**EXERCISE PROMPT**
Retype the listing that follows, word for word.

* start *

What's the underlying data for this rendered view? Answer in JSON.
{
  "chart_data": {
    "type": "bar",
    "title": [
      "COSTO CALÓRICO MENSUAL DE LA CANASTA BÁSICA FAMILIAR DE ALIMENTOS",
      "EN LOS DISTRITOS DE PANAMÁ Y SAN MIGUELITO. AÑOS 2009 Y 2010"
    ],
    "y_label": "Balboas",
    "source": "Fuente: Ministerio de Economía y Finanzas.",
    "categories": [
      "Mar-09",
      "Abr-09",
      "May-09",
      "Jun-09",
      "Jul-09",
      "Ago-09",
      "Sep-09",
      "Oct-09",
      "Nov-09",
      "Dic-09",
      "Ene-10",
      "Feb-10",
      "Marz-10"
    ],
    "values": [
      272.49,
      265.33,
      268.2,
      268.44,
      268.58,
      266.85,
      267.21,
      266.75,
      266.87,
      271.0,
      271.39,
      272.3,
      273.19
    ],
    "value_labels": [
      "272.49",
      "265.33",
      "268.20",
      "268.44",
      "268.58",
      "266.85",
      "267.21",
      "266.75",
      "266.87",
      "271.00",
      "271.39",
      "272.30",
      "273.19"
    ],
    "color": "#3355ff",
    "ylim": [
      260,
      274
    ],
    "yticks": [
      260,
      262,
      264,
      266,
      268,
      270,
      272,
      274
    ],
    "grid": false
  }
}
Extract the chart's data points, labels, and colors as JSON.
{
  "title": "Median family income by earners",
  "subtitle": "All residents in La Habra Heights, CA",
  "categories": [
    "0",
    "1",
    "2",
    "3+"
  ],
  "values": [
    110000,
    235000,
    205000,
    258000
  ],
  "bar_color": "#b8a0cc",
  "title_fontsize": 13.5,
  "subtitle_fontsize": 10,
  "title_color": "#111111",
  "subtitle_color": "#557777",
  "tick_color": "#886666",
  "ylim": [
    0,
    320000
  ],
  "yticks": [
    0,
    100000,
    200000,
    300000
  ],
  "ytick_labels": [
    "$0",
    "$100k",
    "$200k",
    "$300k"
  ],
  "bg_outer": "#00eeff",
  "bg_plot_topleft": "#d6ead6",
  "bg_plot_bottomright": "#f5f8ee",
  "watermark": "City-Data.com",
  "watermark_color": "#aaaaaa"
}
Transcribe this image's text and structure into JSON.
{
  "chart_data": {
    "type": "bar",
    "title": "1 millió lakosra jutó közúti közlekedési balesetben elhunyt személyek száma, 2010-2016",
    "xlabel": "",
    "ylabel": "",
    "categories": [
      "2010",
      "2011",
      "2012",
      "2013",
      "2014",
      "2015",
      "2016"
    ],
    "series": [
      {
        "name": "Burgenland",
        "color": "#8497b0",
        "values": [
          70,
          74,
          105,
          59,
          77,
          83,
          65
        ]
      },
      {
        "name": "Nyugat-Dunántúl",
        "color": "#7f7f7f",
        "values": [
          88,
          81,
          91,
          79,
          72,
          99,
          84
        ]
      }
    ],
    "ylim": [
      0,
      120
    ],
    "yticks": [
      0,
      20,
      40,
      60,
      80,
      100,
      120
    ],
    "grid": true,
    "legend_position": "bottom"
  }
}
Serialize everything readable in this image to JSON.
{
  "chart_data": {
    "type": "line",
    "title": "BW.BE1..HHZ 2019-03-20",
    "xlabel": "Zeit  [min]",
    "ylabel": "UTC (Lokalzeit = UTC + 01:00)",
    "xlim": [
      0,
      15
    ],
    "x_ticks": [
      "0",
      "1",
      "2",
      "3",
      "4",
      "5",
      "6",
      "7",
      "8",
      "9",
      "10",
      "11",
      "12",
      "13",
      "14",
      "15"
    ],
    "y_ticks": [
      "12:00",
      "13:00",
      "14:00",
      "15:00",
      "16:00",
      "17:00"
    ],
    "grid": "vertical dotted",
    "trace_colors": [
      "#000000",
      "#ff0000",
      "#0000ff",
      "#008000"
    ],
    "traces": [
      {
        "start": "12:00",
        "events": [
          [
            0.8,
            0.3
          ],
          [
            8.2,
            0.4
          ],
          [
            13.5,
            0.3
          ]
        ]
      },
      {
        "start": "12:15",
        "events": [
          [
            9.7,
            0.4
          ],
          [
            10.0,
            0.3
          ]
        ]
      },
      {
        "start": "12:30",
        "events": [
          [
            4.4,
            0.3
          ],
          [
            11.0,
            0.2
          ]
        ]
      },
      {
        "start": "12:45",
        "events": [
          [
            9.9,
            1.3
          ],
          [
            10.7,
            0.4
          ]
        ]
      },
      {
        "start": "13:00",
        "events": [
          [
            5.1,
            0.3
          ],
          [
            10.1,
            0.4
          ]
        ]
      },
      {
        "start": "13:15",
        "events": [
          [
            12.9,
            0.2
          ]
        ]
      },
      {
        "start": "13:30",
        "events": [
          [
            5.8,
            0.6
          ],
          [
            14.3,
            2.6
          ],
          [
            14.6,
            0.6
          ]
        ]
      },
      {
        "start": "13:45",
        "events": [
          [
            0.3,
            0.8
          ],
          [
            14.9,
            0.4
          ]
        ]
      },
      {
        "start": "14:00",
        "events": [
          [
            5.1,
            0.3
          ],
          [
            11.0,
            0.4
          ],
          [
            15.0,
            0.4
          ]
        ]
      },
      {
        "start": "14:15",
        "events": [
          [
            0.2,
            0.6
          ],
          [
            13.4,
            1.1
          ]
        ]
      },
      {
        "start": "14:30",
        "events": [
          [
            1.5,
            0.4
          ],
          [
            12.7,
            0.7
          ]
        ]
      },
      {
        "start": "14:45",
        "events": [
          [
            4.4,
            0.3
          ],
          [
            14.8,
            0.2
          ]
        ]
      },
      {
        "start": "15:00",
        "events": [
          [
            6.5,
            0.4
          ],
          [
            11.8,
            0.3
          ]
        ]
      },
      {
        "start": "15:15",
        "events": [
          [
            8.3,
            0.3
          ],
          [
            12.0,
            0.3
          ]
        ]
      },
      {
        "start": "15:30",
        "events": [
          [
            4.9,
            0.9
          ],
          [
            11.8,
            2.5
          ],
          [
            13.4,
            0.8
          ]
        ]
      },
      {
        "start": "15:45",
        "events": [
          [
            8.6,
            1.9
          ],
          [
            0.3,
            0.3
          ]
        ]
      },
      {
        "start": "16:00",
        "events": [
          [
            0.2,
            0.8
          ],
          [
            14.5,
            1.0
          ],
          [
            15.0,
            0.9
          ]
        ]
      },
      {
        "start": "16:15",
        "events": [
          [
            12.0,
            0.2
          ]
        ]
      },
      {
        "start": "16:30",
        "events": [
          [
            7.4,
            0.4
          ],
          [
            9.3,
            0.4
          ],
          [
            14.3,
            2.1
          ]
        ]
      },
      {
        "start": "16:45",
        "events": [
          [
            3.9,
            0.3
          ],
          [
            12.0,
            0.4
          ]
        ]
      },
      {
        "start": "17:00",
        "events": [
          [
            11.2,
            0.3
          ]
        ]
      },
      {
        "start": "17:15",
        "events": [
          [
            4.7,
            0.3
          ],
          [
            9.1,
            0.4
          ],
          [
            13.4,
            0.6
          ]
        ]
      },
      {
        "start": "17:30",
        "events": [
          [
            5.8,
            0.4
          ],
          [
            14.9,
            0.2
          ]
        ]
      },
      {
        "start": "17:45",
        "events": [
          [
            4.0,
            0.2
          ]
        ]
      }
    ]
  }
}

* end *

**FINISHED TASK**
What's the underlying data for this rendered view? Answer in JSON.
{
  "chart_data": {
    "type": "bar",
    "title": [
      "COSTO CALÓRICO MENSUAL DE LA CANASTA BÁSICA FAMILIAR DE ALIMENTOS",
      "EN LOS DISTRITOS DE PANAMÁ Y SAN MIGUELITO. AÑOS 2009 Y 2010"
    ],
    "y_label": "Balboas",
    "source": "Fuente: Ministerio de Economía y Finanzas.",
    "categories": [
      "Mar-09",
      "Abr-09",
      "May-09",
      "Jun-09",
      "Jul-09",
      "Ago-09",
      "Sep-09",
      "Oct-09",
      "Nov-09",
      "Dic-09",
      "Ene-10",
      "Feb-10",
      "Marz-10"
    ],
    "values": [
      272.49,
      265.33,
      268.2,
      268.44,
      268.58,
      266.85,
      267.21,
      266.75,
      266.87,
      271.0,
      271.39,
      272.3,
      273.19
    ],
    "value_labels": [
      "272.49",
      "265.33",
      "268.20",
      "268.44",
      "268.58",
      "266.85",
      "267.21",
      "266.75",
      "266.87",
      "271.00",
      "271.39",
      "272.30",
      "273.19"
    ],
    "color": "#3355ff",
    "ylim": [
      260,
      274
    ],
    "yticks": [
      260,
      262,
      264,
      266,
      268,
      270,
      272,
      274
    ],
    "grid": false
  }
}
Extract the chart's data points, labels, and colors as JSON.
{
  "title": "Median family income by earners",
  "subtitle": "All residents in La Habra Heights, CA",
  "categories": [
    "0",
    "1",
    "2",
    "3+"
  ],
  "values": [
    110000,
    235000,
    205000,
    258000
  ],
  "bar_color": "#b8a0cc",
  "title_fontsize": 13.5,
  "subtitle_fontsize": 10,
  "title_color": "#111111",
  "subtitle_color": "#557777",
  "tick_color": "#886666",
  "ylim": [
    0,
    320000
  ],
  "yticks": [
    0,
    100000,
    200000,
    300000
  ],
  "ytick_labels": [
    "$0",
    "$100k",
    "$200k",
    "$300k"
  ],
  "bg_outer": "#00eeff",
  "bg_plot_topleft": "#d6ead6",
  "bg_plot_bottomright": "#f5f8ee",
  "watermark": "City-Data.com",
  "watermark_color": "#aaaaaa"
}
Transcribe this image's text and structure into JSON.
{
  "chart_data": {
    "type": "bar",
    "title": "1 millió lakosra jutó közúti közlekedési balesetben elhunyt személyek száma, 2010-2016",
    "xlabel": "",
    "ylabel": "",
    "categories": [
      "2010",
      "2011",
      "2012",
      "2013",
      "2014",
      "2015",
      "2016"
    ],
    "series": [
      {
        "name": "Burgenland",
        "color": "#8497b0",
        "values": [
          70,
          74,
          105,
          59,
          77,
          83,
          65
        ]
      },
      {
        "name": "Nyugat-Dunántúl",
        "color": "#7f7f7f",
        "values": [
          88,
          81,
          91,
          79,
          72,
          99,
          84
        ]
      }
    ],
    "ylim": [
      0,
      120
    ],
    "yticks": [
      0,
      20,
      40,
      60,
      80,
      100,
      120
    ],
    "grid": true,
    "legend_position": "bottom"
  }
}
Serialize everything readable in this image to JSON.
{
  "chart_data": {
    "type": "line",
    "title": "BW.BE1..HHZ 2019-03-20",
    "xlabel": "Zeit  [min]",
    "ylabel": "UTC (Lokalzeit = UTC + 01:00)",
    "xlim": [
      0,
      15
    ],
    "x_ticks": [
      "0",
      "1",
      "2",
      "3",
      "4",
      "5",
      "6",
      "7",
      "8",
      "9",
      "10",
      "11",
      "12",
      "13",
      "14",
      "15"
    ],
    "y_ticks": [
      "12:00",
      "13:00",
      "14:00",
      "15:00",
      "16:00",
      "17:00"
    ],
    "grid": "vertical dotted",
    "trace_colors": [
      "#000000",
      "#ff0000",
      "#0000ff",
      "#008000"
    ],
    "traces": [
      {
        "start": "12:00",
        "events": [
          [
            0.8,
            0.3
          ],
          [
            8.2,
            0.4
          ],
          [
            13.5,
            0.3
          ]
        ]
      },
      {
        "start": "12:15",
        "events": [
          [
            9.7,
            0.4
          ],
          [
            10.0,
            0.3
          ]
        ]
      },
      {
        "start": "12:30",
        "events": [
          [
            4.4,
            0.3
          ],
          [
            11.0,
            0.2
          ]
        ]
      },
      {
        "start": "12:45",
        "events": [
          [
            9.9,
            1.3
          ],
          [
            10.7,
            0.4
          ]
        ]
      },
      {
        "start": "13:00",
        "events": [
          [
            5.1,
            0.3
          ],
          [
            10.1,
            0.4
          ]
        ]
      },
      {
        "start": "13:15",
        "events": [
          [
            12.9,
            0.2
          ]
        ]
      },
      {
        "start": "13:30",
        "events": [
          [
            5.8,
            0.6
          ],
          [
            14.3,
            2.6
          ],
          [
            14.6,
            0.6
          ]
        ]
      },
      {
        "start": "13:45",
        "events": [
          [
            0.3,
            0.8
          ],
          [
            14.9,
            0.4
          ]
        ]
      },
      {
        "start": "14:00",
        "events": [
          [
            5.1,
            0.3
          ],
          [
            11.0,
            0.4
          ],
          [
            15.0,
            0.4
          ]
        ]
      },
      {
        "start": "14:15",
        "events": [
          [
            0.2,
            0.6
          ],
          [
            13.4,
            1.1
          ]
        ]
      },
      {
        "start": "14:30",
        "events": [
          [
            1.5,
            0.4
          ],
          [
            12.7,
            0.7
          ]
        ]
      },
      {
        "start": "14:45",
        "events": [
          [
            4.4,
            0.3
          ],
          [
            14.8,
            0.2
          ]
        ]
      },
      {
        "start": "15:00",
        "events": [
          [
            6.5,
            0.4
          ],
          [
            11.8,
            0.3
          ]
        ]
      },
      {
        "start": "15:15",
        "events": [
          [
            8.3,
            0.3
          ],
          [
            12.0,
            0.3
          ]
        ]
      },
      {
        "start": "15:30",
        "events": [
          [
            4.9,
            0.9
          ],
          [
            11.8,
            2.5
          ],
          [
            13.4,
            0.8
          ]
        ]
      },
      {
        "start": "15:45",
        "events": [
          [
            8.6,
            1.9
          ],
          [
            0.3,
            0.3
          ]
        ]
      },
      {
        "start": "16:00",
        "events": [
          [
            0.2,
            0.8
          ],
          [
            14.5,
            1.0
          ],
          [
            15.0,
            0.9
          ]
        ]
      },
      {
        "start": "16:15",
        "events": [
          [
            12.0,
            0.2
          ]
        ]
      },
      {
        "start": "16:30",
        "events": [
          [
            7.4,
            0.4
          ],
          [
            9.3,
            0.4
          ],
          [
            14.3,
            2.1
          ]
        ]
      },
      {
        "start": "16:45",
        "events": [
          [
            3.9,
            0.3
          ],
          [
            12.0,
            0.4
          ]
        ]
      },
      {
        "start": "17:00",
        "events": [
          [
            11.2,
            0.3
          ]
        ]
      },
      {
        "start": "17:15",
        "events": [
          [
            4.7,
            0.3
          ],
          [
            9.1,
            0.4
          ],
          [
            13.4,
            0.6
          ]
        ]
      },
      {
        "start": "17:30",
        "events": [
          [
            5.8,
            0.4
          ],
          [
            14.9,
            0.2
          ]
        ]
      },
      {
        "start": "17:45",
        "events": [
          [
            4.0,
            0.2
          ]
        ]
      }
    ]
  }
}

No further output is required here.